→ Exercise
Look through the material below. Copy each line that contains the string "JSON".
— Start The data —
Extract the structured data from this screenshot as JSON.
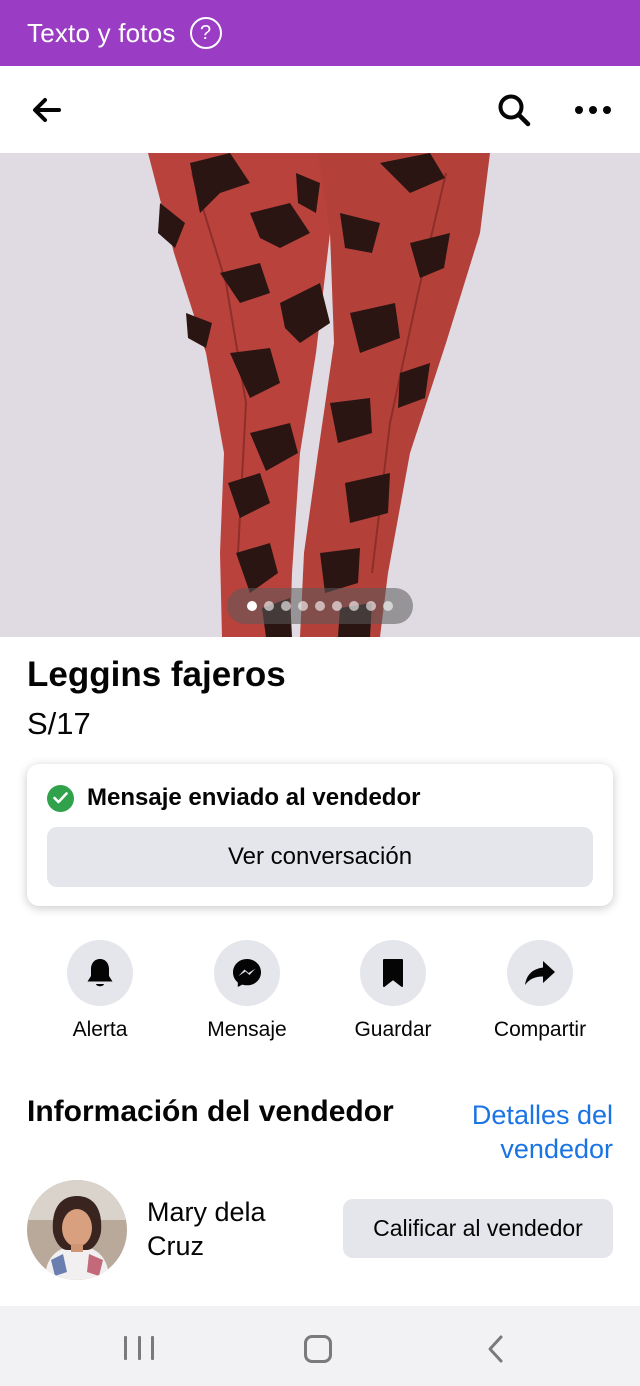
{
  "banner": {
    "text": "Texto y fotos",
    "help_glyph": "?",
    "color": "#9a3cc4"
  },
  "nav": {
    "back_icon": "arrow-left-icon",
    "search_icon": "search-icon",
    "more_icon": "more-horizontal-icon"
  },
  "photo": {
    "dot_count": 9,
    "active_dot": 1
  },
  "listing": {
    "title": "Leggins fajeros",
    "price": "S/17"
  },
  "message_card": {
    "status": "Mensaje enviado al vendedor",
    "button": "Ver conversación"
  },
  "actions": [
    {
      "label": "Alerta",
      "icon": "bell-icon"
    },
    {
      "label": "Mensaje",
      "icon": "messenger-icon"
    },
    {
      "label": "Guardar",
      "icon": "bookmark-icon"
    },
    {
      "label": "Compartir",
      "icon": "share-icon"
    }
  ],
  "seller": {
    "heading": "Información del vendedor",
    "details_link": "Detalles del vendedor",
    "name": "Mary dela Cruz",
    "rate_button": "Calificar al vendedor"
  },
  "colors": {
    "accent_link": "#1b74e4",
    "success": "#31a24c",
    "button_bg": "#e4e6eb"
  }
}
— End The data —
— Start The data —
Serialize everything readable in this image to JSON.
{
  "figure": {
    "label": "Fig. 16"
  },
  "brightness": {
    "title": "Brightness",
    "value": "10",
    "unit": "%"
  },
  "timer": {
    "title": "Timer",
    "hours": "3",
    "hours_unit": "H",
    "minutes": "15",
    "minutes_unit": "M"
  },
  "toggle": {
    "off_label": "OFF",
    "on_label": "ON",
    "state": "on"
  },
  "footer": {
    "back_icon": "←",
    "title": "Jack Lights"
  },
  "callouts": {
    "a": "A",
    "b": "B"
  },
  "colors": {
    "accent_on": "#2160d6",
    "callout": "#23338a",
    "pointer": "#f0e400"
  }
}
— End The data —
→ Solution to this exercise
Extract the structured data from this screenshot as JSON.
Serialize everything readable in this image to JSON.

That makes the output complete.